> Short exercise
State how many lines in these records contain the word "style", and nothing else.

> Items
-- begin --
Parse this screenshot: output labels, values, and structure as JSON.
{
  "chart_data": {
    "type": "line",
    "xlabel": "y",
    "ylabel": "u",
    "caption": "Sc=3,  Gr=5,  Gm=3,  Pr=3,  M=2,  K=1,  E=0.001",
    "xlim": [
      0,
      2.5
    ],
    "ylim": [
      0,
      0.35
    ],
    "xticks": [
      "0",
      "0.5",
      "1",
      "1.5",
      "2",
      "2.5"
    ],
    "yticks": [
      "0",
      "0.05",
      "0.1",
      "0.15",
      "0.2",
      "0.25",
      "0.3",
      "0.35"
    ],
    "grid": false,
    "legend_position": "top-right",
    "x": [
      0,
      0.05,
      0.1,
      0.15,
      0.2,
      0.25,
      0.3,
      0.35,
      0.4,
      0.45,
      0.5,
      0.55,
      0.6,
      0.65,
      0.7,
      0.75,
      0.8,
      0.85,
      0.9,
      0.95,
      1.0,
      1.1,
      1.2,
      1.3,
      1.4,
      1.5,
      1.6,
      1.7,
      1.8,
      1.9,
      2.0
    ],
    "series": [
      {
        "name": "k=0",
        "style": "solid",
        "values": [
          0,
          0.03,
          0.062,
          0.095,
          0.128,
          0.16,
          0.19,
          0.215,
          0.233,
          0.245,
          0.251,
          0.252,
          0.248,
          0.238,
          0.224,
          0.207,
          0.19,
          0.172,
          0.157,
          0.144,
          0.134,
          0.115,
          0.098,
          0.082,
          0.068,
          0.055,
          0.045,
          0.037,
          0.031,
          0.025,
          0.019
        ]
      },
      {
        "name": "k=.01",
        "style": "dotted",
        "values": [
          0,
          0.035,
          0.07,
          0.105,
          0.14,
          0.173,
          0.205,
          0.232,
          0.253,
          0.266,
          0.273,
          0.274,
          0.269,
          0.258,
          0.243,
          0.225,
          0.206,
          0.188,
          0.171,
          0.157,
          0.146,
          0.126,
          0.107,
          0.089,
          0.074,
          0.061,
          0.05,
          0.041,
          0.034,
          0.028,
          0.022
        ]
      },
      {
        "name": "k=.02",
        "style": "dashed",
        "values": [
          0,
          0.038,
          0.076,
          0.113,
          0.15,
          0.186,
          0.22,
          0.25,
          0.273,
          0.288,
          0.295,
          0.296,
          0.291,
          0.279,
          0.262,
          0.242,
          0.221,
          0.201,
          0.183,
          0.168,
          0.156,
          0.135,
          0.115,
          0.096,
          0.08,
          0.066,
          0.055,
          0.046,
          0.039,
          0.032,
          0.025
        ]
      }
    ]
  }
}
-- end --
> Full response
3